**Exercise goal**
Take each line that has the word "subtitle" and return it.

**Entries**

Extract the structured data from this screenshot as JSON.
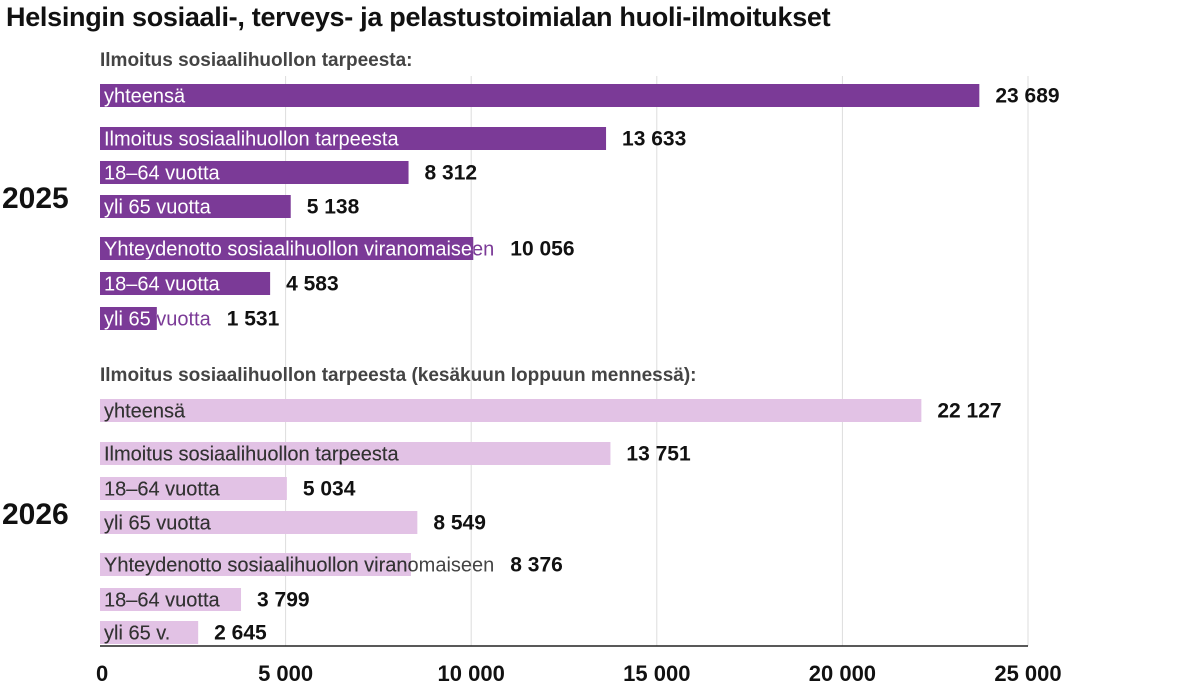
{
  "title": "Helsingin sosiaali-, terveys- ja pelastustoimialan huoli-ilmoitukset",
  "chart_data": {
    "type": "bar",
    "orientation": "horizontal",
    "title": "Helsingin sosiaali-, terveys- ja pelastustoimialan huoli-ilmoitukset",
    "xlim": [
      0,
      25000
    ],
    "ticks": [
      {
        "value": 0,
        "label": "0"
      },
      {
        "value": 5000,
        "label": "5 000"
      },
      {
        "value": 10000,
        "label": "10 000"
      },
      {
        "value": 15000,
        "label": "15 000"
      },
      {
        "value": 20000,
        "label": "20 000"
      },
      {
        "value": 25000,
        "label": "25 000"
      }
    ],
    "grid": true,
    "groups": [
      {
        "year": "2025",
        "subtitle": "Ilmoitus sosiaalihuollon tarpeesta:",
        "color": "#7b3a97",
        "bars": [
          {
            "label": "yhteensä",
            "value": 23689,
            "value_label": "23 689"
          },
          {
            "label": "Ilmoitus sosiaalihuollon tarpeesta",
            "value": 13633,
            "value_label": "13 633"
          },
          {
            "label": "18–64 vuotta",
            "value": 8312,
            "value_label": "8 312"
          },
          {
            "label": "yli 65 vuotta",
            "value": 5138,
            "value_label": "5 138"
          },
          {
            "label": "Yhteydenotto sosiaalihuollon viranomaiseen",
            "value": 10056,
            "value_label": "10 056"
          },
          {
            "label": "18–64 vuotta",
            "value": 4583,
            "value_label": "4 583"
          },
          {
            "label": "yli 65 vuotta",
            "value": 1531,
            "value_label": "1 531"
          }
        ]
      },
      {
        "year": "2026",
        "subtitle": "Ilmoitus sosiaalihuollon tarpeesta (kesäkuun loppuun mennessä):",
        "color": "#e2c2e5",
        "bars": [
          {
            "label": "yhteensä",
            "value": 22127,
            "value_label": "22 127"
          },
          {
            "label": "Ilmoitus sosiaalihuollon tarpeesta",
            "value": 13751,
            "value_label": "13 751"
          },
          {
            "label": "18–64 vuotta",
            "value": 5034,
            "value_label": "5 034"
          },
          {
            "label": "yli 65 vuotta",
            "value": 8549,
            "value_label": "8 549"
          },
          {
            "label": "Yhteydenotto sosiaalihuollon viranomaiseen",
            "value": 8376,
            "value_label": "8 376"
          },
          {
            "label": "18–64 vuotta",
            "value": 3799,
            "value_label": "3 799"
          },
          {
            "label": "yli 65 v.",
            "value": 2645,
            "value_label": "2 645"
          }
        ]
      }
    ],
    "colors": {
      "grid": "#dddddd",
      "axis": "#222222",
      "label_on_dark": "#ffffff",
      "label_on_light": "#333333",
      "label_outside_dark": "#7b3a97",
      "label_outside_light": "#444444"
    }
  }
}
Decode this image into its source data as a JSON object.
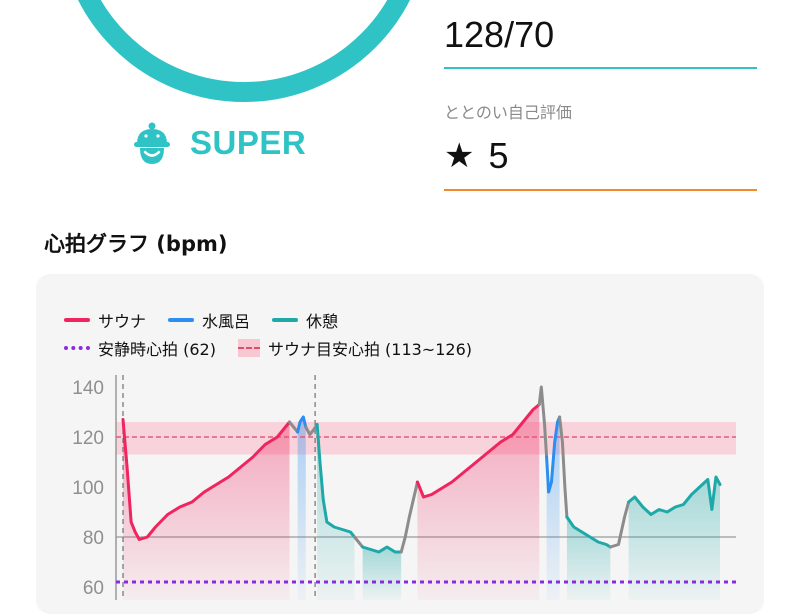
{
  "summary": {
    "level_label": "SUPER",
    "blood_pressure": "128/70",
    "score_label": "ととのい自己評価",
    "score_star": "★",
    "score_value": "5"
  },
  "section_title": "心拍グラフ (bpm)",
  "legend": {
    "sauna": "サウナ",
    "water": "水風呂",
    "rest": "休憩",
    "resting": "安静時心拍 (62)",
    "target": "サウナ目安心拍 (113~126)"
  },
  "colors": {
    "accent": "#2fc3c5",
    "sauna": "#f0245e",
    "water": "#2b8ef0",
    "rest": "#1ea8a8",
    "transition": "#8c8c8c",
    "resting": "#8a2be2",
    "target_band": "#f8c7d2",
    "score_underline": "#f08a2a"
  },
  "chart_data": {
    "type": "line",
    "y_ticks": [
      "140",
      "120",
      "100",
      "80",
      "60"
    ],
    "ylim": [
      58,
      144
    ],
    "x_range": [
      0,
      100
    ],
    "resting_hr": 62,
    "target_band": [
      113,
      126
    ],
    "target_line": 120,
    "set_boundaries": [
      2,
      49.3
    ],
    "segments": [
      {
        "kind": "sauna",
        "points": [
          [
            2,
            127
          ],
          [
            3,
            108
          ],
          [
            4,
            86
          ],
          [
            5,
            82
          ],
          [
            6,
            79
          ],
          [
            8,
            80
          ],
          [
            10,
            84
          ],
          [
            13,
            89
          ],
          [
            16,
            92
          ],
          [
            19,
            94
          ],
          [
            22,
            98
          ],
          [
            25,
            101
          ],
          [
            28,
            104
          ],
          [
            31,
            108
          ],
          [
            34,
            112
          ],
          [
            37,
            117
          ],
          [
            40,
            120
          ],
          [
            42.5,
            125
          ],
          [
            43,
            126
          ]
        ]
      },
      {
        "kind": "transition",
        "points": [
          [
            43,
            126
          ],
          [
            44,
            124
          ],
          [
            45,
            122
          ]
        ]
      },
      {
        "kind": "water",
        "points": [
          [
            45,
            122
          ],
          [
            45.6,
            126
          ],
          [
            46.4,
            128
          ],
          [
            47,
            124
          ]
        ]
      },
      {
        "kind": "transition",
        "points": [
          [
            47,
            124
          ],
          [
            48,
            121
          ],
          [
            49,
            123
          ],
          [
            49.8,
            125
          ]
        ]
      },
      {
        "kind": "rest",
        "points": [
          [
            49.8,
            125
          ],
          [
            50.5,
            110
          ],
          [
            51.3,
            95
          ],
          [
            52.2,
            86
          ],
          [
            54,
            84
          ],
          [
            56,
            83
          ],
          [
            58,
            82
          ],
          [
            59,
            80
          ]
        ]
      },
      {
        "kind": "transition",
        "points": [
          [
            59,
            80
          ],
          [
            60,
            78
          ],
          [
            61,
            76
          ]
        ]
      },
      {
        "kind": "rest",
        "points": [
          [
            61,
            76
          ],
          [
            63,
            75
          ],
          [
            65,
            74
          ],
          [
            67,
            76
          ],
          [
            69,
            74
          ],
          [
            70.5,
            74
          ]
        ]
      },
      {
        "kind": "transition",
        "points": [
          [
            70.5,
            74
          ],
          [
            71.5,
            80
          ],
          [
            72.5,
            88
          ],
          [
            73.5,
            95
          ],
          [
            74.5,
            102
          ]
        ]
      },
      {
        "kind": "sauna",
        "points": [
          [
            74.5,
            102
          ],
          [
            76,
            96
          ],
          [
            78,
            97
          ],
          [
            80,
            99
          ],
          [
            83,
            102
          ],
          [
            86,
            106
          ],
          [
            89,
            110
          ],
          [
            92,
            114
          ],
          [
            95,
            118
          ],
          [
            98,
            121
          ],
          [
            101,
            127
          ],
          [
            103,
            131
          ],
          [
            104.5,
            133
          ]
        ]
      },
      {
        "kind": "transition",
        "points": [
          [
            104.5,
            133
          ],
          [
            105,
            140
          ],
          [
            105.8,
            125
          ],
          [
            106.3,
            112
          ]
        ]
      },
      {
        "kind": "water",
        "points": [
          [
            106.3,
            112
          ],
          [
            106.8,
            98
          ],
          [
            107.5,
            102
          ],
          [
            108.3,
            118
          ],
          [
            109,
            126
          ],
          [
            109.5,
            128
          ]
        ]
      },
      {
        "kind": "transition",
        "points": [
          [
            109.5,
            128
          ],
          [
            110.2,
            118
          ],
          [
            110.8,
            100
          ],
          [
            111.3,
            88
          ]
        ]
      },
      {
        "kind": "rest",
        "points": [
          [
            111.3,
            88
          ],
          [
            113,
            84
          ],
          [
            115,
            82
          ],
          [
            117,
            80
          ],
          [
            119,
            78
          ],
          [
            121,
            77
          ],
          [
            122,
            76
          ]
        ]
      },
      {
        "kind": "transition",
        "points": [
          [
            122,
            76
          ],
          [
            124,
            77
          ],
          [
            125.5,
            88
          ],
          [
            126.5,
            94
          ]
        ]
      },
      {
        "kind": "rest",
        "points": [
          [
            126.5,
            94
          ],
          [
            128,
            96
          ],
          [
            130,
            92
          ],
          [
            132,
            89
          ],
          [
            134,
            91
          ],
          [
            136,
            90
          ],
          [
            138,
            92
          ],
          [
            140,
            93
          ],
          [
            142,
            97
          ],
          [
            144,
            100
          ],
          [
            146,
            103
          ],
          [
            147,
            91
          ],
          [
            148,
            104
          ],
          [
            149,
            101
          ]
        ]
      }
    ]
  }
}
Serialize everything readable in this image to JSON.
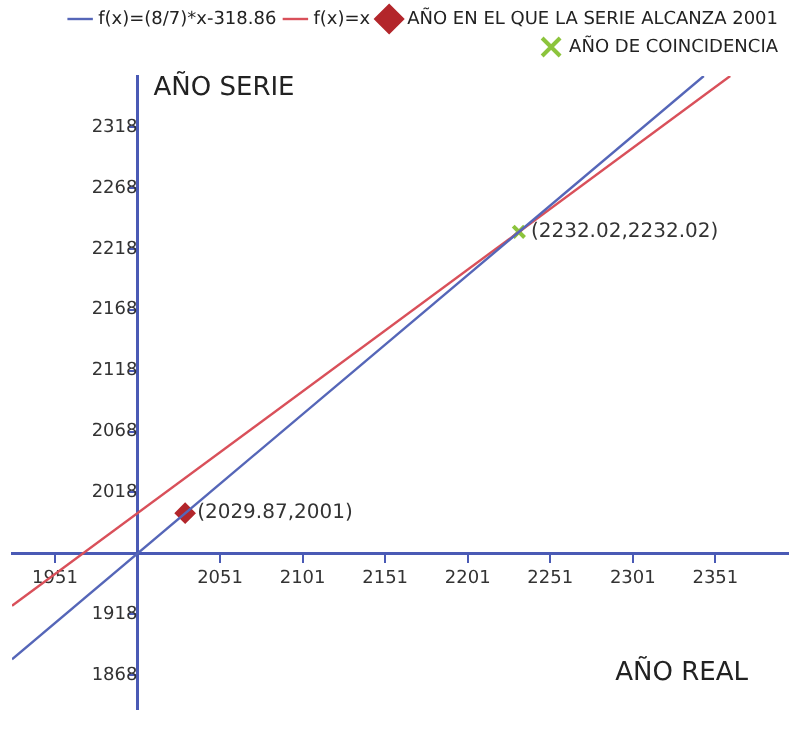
{
  "chart_data": {
    "type": "line",
    "xlabel": "AÑO REAL",
    "ylabel": "AÑO SERIE",
    "xlim": [
      1925,
      2395
    ],
    "ylim": [
      1840,
      2360
    ],
    "xticks": [
      1951,
      2051,
      2101,
      2151,
      2201,
      2251,
      2301,
      2351
    ],
    "yticks": [
      1868,
      1918,
      2018,
      2068,
      2118,
      2168,
      2218,
      2268,
      2318
    ],
    "grid": false,
    "legend": "top right",
    "series": [
      {
        "name": "f(x)=(8/7)*x-318.86",
        "color": "#5566b8",
        "marker": "none",
        "x": [
          1925,
          2344
        ],
        "values": [
          1881,
          2360
        ]
      },
      {
        "name": "f(x)=x",
        "color": "#d9505a",
        "marker": "none",
        "x": [
          1925,
          2360
        ],
        "values": [
          1925,
          2360
        ]
      },
      {
        "name": "AÑO EN EL QUE LA SERIE ALCANZA 2001",
        "color": "#b3262b",
        "type": "scatter",
        "marker": "diamond",
        "x": [
          2029.87
        ],
        "values": [
          2001
        ]
      },
      {
        "name": "AÑO DE COINCIDENCIA",
        "color": "#8cc43c",
        "type": "scatter",
        "marker": "cross",
        "x": [
          2232
        ],
        "values": [
          2232
        ]
      }
    ],
    "annotations": [
      {
        "text": "(2029.87,2001)",
        "x": 2029.87,
        "y": 2001
      },
      {
        "text": "(2232.02,2232.02)",
        "x": 2232.02,
        "y": 2232.02
      }
    ]
  }
}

**Written answer**
        "subtitle": "Ilmoitus sosiaalihuollon tarpeesta:",
        "subtitle": "Ilmoitus sosiaalihuollon tarpeesta (kesäkuun loppuun mennessä):",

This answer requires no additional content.